**Task statement:**
Determine which lines of the records include the word "over", and copy them.
#### Records supplied ####
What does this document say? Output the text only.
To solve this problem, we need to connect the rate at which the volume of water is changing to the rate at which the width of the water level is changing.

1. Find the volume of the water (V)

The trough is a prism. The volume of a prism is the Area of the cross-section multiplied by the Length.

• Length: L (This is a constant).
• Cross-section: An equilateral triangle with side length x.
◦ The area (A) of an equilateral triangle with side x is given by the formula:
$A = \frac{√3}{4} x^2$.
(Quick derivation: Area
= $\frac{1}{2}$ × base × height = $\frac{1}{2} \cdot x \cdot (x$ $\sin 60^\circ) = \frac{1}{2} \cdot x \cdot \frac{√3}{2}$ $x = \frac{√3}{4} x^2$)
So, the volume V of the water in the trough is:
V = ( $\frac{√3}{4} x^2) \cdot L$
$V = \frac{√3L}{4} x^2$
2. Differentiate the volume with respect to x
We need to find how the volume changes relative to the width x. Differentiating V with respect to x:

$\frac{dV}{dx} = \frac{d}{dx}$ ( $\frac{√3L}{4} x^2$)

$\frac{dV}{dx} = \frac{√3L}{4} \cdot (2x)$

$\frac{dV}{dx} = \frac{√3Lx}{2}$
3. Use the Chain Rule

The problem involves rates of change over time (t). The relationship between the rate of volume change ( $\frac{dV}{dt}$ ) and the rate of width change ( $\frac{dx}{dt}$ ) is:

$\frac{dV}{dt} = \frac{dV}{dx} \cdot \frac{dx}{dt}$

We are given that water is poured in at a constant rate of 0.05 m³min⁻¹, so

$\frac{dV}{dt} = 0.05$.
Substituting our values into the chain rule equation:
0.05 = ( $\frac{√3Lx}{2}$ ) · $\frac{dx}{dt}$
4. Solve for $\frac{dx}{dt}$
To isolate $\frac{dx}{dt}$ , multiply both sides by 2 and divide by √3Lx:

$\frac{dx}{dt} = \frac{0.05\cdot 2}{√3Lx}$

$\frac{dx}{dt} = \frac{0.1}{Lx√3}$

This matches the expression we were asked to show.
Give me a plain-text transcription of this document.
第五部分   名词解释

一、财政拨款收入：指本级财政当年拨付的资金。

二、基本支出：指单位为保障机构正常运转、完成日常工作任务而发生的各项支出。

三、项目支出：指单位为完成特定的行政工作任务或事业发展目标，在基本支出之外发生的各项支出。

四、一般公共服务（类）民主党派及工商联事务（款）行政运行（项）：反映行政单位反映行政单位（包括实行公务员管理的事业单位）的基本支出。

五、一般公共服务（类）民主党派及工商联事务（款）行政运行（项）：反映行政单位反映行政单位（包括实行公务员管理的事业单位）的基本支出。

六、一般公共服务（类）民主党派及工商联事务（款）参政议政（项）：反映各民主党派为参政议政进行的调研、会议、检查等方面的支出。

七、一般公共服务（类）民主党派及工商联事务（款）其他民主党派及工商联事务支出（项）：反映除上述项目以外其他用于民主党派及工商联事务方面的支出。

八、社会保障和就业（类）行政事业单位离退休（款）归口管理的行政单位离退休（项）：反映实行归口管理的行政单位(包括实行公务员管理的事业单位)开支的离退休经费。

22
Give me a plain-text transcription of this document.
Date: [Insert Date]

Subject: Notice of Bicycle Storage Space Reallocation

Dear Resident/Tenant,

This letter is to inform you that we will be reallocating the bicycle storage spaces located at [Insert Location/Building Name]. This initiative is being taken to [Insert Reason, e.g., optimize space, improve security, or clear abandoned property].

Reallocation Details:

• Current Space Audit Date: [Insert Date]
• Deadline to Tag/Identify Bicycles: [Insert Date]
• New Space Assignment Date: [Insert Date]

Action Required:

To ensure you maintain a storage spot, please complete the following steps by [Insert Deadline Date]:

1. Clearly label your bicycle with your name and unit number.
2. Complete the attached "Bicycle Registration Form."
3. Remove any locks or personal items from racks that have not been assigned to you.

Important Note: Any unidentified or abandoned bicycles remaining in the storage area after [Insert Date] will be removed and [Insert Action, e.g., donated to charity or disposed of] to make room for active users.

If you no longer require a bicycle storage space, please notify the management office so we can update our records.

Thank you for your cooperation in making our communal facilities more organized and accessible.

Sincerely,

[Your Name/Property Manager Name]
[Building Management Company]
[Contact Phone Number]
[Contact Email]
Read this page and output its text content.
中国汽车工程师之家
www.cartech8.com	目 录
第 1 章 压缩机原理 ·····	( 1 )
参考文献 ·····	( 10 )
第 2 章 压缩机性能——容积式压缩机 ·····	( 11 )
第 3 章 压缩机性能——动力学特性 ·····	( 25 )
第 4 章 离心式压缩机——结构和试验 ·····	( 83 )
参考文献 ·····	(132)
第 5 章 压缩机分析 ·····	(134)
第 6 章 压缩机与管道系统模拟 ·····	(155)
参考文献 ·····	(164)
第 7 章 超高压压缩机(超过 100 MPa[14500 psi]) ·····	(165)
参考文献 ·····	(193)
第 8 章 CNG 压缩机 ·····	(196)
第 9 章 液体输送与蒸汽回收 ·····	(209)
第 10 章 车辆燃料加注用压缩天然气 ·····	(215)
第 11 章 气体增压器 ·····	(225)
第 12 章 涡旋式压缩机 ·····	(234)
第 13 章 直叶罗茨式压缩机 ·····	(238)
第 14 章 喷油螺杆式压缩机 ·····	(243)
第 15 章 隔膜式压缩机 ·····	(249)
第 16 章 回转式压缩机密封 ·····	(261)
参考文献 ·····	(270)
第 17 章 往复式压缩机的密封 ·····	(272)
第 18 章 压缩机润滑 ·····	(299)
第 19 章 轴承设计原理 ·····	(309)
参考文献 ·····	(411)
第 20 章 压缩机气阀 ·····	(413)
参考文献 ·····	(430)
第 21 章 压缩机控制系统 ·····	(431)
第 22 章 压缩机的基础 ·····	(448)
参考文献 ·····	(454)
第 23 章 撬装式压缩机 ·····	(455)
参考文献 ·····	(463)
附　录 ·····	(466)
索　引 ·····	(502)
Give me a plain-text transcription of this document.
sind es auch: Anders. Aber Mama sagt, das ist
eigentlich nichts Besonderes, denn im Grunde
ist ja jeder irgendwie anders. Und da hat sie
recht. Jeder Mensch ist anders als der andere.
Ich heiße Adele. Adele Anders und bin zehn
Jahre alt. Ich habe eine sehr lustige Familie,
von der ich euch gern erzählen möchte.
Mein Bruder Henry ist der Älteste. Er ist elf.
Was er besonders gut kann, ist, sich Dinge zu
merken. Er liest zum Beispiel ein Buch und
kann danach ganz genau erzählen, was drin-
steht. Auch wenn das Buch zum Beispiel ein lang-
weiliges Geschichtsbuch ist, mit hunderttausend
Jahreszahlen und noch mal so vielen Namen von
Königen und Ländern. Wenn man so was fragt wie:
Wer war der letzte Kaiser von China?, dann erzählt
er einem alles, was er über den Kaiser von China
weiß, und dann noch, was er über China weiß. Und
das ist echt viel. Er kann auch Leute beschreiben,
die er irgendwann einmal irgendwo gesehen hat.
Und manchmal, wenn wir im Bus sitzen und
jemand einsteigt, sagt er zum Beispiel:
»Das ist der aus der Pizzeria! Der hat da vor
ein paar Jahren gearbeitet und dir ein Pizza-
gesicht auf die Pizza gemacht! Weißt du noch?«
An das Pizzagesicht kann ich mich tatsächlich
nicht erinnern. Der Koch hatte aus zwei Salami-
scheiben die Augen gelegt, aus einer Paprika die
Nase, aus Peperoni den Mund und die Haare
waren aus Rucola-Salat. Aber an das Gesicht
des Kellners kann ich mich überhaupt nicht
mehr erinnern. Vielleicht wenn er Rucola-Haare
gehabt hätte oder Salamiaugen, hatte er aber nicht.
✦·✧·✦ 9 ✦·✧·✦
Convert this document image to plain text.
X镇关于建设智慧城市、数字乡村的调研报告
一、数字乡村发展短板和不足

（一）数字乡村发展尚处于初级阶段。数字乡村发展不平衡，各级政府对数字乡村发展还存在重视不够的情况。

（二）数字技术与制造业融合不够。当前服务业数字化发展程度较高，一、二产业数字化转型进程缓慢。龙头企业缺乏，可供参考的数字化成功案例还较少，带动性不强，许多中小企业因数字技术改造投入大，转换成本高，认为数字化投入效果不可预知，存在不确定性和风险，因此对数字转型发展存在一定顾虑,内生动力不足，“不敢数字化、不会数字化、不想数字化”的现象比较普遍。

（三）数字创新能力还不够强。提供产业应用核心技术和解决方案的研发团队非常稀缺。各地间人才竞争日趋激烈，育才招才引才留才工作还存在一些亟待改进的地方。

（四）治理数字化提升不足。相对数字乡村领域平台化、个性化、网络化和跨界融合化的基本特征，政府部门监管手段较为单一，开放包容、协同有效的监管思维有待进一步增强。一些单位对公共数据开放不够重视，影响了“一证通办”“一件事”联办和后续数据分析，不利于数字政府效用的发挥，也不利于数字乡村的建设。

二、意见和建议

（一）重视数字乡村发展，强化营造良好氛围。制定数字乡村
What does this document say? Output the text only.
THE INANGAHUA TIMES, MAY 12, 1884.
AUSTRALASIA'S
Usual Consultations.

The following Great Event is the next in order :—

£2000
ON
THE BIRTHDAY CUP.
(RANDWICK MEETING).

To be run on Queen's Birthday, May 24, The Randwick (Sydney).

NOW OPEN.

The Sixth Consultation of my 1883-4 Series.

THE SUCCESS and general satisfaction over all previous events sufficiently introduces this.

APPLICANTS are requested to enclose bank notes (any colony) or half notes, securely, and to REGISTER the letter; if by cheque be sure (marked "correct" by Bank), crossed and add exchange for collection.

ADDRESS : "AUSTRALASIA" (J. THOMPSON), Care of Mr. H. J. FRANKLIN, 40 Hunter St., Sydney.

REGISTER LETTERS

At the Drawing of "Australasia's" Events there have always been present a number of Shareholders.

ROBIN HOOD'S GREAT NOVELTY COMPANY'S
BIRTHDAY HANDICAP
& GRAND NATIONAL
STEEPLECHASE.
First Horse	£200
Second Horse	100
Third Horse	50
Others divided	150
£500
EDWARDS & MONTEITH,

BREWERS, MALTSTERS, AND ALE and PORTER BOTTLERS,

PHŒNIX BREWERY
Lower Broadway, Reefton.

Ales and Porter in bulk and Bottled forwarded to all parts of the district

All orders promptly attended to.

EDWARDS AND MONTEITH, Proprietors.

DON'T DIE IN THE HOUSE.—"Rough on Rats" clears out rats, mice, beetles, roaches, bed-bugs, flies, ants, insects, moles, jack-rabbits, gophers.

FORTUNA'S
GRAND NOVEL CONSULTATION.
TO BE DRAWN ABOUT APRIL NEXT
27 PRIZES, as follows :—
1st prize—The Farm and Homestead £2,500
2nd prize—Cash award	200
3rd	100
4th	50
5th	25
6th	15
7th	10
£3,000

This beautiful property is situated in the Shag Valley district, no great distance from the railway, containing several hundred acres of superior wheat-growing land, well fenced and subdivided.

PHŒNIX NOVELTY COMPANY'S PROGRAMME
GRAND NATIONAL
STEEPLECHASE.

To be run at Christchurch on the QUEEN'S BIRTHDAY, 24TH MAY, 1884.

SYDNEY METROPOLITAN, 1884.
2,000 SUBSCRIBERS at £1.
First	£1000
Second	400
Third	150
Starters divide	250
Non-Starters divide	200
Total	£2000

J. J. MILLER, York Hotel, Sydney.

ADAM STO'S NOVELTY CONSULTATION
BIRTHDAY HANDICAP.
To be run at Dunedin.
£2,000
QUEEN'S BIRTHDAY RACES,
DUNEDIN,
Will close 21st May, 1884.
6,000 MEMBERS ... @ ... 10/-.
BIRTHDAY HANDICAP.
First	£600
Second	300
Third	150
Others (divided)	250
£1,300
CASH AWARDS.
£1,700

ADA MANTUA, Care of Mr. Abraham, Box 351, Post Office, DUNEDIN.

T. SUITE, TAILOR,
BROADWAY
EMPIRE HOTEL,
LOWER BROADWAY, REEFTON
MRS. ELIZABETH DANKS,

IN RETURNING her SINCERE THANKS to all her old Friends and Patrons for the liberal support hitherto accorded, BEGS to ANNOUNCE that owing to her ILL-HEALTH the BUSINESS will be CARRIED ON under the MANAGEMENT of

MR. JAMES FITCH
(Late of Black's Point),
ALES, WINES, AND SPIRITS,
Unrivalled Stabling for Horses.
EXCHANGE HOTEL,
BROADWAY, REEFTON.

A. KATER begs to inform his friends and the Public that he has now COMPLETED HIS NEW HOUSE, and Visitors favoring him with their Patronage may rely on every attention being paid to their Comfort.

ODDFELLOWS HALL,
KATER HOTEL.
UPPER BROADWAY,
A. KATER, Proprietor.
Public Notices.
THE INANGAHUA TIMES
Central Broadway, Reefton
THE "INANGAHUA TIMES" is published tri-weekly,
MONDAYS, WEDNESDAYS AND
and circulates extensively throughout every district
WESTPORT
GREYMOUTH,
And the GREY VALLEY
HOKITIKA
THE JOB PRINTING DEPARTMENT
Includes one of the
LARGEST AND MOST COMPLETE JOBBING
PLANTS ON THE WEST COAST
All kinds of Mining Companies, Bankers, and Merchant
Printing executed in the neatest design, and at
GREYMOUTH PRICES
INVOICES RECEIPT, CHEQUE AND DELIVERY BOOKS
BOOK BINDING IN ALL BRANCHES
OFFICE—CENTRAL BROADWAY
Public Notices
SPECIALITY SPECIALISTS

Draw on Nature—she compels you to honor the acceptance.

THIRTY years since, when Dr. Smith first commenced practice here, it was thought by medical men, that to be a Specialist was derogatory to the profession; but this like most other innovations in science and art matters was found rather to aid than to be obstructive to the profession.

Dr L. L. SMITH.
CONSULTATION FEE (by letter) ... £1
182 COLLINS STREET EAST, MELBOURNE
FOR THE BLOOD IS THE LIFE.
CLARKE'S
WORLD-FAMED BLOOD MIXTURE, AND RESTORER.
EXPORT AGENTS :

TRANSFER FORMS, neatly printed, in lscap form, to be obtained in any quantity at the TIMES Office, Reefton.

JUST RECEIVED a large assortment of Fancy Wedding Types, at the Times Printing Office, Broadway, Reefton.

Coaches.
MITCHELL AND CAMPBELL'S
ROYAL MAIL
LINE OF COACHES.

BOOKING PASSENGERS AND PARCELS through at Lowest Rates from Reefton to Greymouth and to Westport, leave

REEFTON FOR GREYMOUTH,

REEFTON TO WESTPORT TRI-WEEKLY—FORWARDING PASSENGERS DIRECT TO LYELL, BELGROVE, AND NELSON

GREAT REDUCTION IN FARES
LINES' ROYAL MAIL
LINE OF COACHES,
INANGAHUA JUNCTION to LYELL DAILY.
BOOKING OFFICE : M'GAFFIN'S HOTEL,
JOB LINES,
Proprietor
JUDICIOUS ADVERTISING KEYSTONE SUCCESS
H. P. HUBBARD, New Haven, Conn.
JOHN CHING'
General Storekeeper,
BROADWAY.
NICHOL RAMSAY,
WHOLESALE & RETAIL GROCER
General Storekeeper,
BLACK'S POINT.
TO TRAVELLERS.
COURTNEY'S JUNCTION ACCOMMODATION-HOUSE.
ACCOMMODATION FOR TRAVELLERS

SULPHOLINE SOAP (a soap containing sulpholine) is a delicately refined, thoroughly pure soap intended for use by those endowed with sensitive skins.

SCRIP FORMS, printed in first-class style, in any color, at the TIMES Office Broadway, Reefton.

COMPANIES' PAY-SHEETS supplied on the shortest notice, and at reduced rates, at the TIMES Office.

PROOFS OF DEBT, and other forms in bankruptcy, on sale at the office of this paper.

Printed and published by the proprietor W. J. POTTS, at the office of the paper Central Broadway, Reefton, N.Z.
####
**The solution:**
The problem involves rates of change over time (t). The relationship between the rate of volume change ( $\frac{dV}{dt}$ ) and the rate of width change ( $\frac{dx}{dt}$ ) is:
THE SUCCESS and general satisfaction over all previous events sufficiently introduces this.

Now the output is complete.